■ The task: Select all lines holding the word "each" from the entries that follow.

■ Data for this exercise:

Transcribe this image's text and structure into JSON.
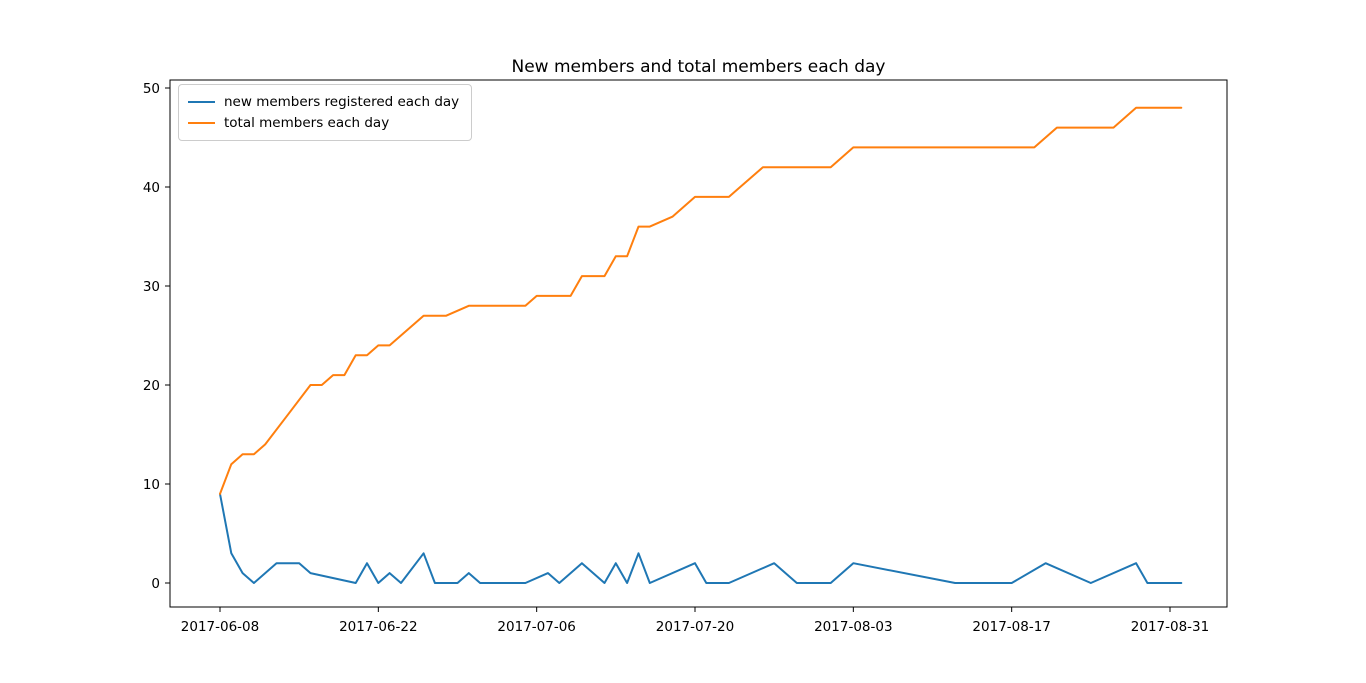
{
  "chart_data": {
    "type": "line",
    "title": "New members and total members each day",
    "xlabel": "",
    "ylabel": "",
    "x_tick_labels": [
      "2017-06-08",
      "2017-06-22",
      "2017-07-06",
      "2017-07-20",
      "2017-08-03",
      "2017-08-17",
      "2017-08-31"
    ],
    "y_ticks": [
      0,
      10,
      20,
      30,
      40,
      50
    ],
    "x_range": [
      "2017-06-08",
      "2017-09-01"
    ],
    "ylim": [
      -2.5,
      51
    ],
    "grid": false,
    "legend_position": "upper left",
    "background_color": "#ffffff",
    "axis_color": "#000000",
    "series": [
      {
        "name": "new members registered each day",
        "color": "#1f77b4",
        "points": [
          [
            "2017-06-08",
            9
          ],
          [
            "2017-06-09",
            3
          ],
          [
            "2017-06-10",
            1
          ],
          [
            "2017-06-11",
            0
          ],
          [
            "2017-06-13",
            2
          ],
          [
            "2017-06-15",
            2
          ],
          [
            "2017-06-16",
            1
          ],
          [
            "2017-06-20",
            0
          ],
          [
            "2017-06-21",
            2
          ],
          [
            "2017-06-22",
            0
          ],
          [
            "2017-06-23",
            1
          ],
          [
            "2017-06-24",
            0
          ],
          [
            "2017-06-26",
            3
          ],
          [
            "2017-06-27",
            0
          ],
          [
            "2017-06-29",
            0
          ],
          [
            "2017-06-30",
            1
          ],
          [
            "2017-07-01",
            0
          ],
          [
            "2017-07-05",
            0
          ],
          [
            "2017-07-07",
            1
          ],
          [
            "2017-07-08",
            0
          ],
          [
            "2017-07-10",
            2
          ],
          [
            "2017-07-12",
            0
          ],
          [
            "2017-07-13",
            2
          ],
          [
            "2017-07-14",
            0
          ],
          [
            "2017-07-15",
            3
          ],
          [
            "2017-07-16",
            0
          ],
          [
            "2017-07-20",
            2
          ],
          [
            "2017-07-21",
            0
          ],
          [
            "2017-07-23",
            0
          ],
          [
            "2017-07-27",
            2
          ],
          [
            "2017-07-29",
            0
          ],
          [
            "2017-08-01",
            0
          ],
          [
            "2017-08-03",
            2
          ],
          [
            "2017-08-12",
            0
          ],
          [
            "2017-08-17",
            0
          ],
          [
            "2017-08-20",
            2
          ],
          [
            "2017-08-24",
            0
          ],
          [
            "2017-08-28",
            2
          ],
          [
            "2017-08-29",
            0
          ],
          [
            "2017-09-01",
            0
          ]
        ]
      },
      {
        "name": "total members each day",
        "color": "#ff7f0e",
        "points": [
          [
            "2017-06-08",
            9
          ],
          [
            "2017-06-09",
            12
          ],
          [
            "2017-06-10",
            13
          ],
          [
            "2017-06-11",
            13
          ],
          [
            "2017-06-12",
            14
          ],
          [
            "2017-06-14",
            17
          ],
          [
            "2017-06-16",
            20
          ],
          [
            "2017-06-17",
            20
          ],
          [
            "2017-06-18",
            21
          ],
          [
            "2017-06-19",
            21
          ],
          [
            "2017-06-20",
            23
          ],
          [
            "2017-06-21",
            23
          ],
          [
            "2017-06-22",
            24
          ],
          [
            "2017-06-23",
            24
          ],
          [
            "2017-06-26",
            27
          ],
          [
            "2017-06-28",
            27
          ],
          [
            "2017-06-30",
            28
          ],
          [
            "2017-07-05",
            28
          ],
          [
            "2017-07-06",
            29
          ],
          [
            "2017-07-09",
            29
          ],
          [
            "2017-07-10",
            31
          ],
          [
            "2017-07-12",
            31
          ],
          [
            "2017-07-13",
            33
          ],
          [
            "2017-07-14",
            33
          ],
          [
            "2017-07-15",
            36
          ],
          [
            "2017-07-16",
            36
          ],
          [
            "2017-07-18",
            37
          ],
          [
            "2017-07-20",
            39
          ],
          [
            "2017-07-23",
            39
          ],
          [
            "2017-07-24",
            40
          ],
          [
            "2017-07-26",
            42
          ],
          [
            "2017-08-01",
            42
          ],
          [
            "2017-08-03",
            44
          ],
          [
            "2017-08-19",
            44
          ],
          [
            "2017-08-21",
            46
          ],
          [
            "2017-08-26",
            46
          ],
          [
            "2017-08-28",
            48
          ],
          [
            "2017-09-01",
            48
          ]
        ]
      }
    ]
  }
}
* * *
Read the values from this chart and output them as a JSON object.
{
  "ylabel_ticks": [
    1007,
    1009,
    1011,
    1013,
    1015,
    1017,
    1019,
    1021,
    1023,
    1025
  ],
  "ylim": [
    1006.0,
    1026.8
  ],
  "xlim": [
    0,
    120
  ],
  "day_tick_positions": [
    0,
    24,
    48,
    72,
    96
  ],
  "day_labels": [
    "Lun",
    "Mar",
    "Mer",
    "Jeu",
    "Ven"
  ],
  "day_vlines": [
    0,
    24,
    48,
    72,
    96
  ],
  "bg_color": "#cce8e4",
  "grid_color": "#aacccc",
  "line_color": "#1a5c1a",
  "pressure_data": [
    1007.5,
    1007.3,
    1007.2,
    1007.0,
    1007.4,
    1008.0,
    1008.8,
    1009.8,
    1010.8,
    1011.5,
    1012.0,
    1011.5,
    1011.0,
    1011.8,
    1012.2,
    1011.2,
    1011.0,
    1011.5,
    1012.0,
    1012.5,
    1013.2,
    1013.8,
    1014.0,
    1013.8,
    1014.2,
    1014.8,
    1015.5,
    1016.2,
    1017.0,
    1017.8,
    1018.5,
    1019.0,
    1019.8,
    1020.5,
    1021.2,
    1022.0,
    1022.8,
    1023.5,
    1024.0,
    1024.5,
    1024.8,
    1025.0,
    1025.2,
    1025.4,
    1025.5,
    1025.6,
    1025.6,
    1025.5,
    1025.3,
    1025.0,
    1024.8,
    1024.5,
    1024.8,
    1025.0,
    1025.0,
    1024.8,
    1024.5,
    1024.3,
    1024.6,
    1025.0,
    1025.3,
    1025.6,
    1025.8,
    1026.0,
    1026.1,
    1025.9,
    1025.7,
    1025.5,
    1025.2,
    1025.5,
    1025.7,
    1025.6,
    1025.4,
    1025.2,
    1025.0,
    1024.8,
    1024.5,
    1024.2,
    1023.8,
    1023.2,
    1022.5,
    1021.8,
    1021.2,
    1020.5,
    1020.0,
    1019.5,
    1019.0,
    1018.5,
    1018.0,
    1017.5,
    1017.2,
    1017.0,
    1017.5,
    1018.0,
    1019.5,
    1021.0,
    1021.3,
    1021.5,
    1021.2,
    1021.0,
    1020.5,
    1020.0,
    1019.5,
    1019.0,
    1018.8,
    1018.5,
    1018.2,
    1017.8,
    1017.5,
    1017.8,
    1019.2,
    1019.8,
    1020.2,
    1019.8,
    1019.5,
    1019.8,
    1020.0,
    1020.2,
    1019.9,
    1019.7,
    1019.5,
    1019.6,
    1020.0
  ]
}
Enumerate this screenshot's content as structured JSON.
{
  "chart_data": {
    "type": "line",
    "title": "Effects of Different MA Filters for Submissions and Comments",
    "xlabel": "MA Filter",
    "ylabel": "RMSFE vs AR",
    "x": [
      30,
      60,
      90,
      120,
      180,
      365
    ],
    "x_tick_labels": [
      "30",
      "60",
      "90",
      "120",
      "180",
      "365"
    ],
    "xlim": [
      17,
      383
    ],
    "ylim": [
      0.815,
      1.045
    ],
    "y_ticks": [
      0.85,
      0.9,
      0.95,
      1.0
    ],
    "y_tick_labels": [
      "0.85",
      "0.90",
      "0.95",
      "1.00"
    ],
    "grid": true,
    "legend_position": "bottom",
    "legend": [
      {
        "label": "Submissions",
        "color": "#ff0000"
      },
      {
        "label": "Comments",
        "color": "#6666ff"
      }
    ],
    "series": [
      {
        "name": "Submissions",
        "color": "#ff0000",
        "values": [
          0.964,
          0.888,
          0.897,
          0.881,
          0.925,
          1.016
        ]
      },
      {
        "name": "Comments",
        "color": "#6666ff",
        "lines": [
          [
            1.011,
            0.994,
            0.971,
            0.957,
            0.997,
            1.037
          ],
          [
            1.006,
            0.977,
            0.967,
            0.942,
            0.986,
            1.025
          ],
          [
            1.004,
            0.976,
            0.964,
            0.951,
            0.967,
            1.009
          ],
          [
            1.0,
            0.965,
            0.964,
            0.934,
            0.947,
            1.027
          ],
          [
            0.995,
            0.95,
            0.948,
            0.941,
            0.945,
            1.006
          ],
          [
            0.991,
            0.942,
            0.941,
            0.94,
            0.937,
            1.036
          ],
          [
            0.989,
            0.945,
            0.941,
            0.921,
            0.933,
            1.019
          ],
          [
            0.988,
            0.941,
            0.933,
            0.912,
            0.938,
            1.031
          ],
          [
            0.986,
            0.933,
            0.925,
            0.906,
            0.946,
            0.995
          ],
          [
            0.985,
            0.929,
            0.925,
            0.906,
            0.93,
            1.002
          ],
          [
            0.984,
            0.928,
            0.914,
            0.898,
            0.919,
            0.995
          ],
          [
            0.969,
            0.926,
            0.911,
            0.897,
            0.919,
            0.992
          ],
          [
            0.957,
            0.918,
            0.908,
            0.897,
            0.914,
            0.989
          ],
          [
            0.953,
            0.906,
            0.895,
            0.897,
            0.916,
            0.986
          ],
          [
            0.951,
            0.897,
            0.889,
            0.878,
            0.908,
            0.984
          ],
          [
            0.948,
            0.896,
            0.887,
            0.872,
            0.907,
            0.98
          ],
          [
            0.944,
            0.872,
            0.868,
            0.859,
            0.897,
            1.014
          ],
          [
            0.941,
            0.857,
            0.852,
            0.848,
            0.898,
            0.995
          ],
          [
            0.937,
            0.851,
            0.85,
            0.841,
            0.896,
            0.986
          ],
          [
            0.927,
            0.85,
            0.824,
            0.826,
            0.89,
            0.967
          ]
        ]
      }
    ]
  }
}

■ Solution below:
    "title": "New members and total members each day",
        "name": "new members registered each day",
        "name": "total members each day",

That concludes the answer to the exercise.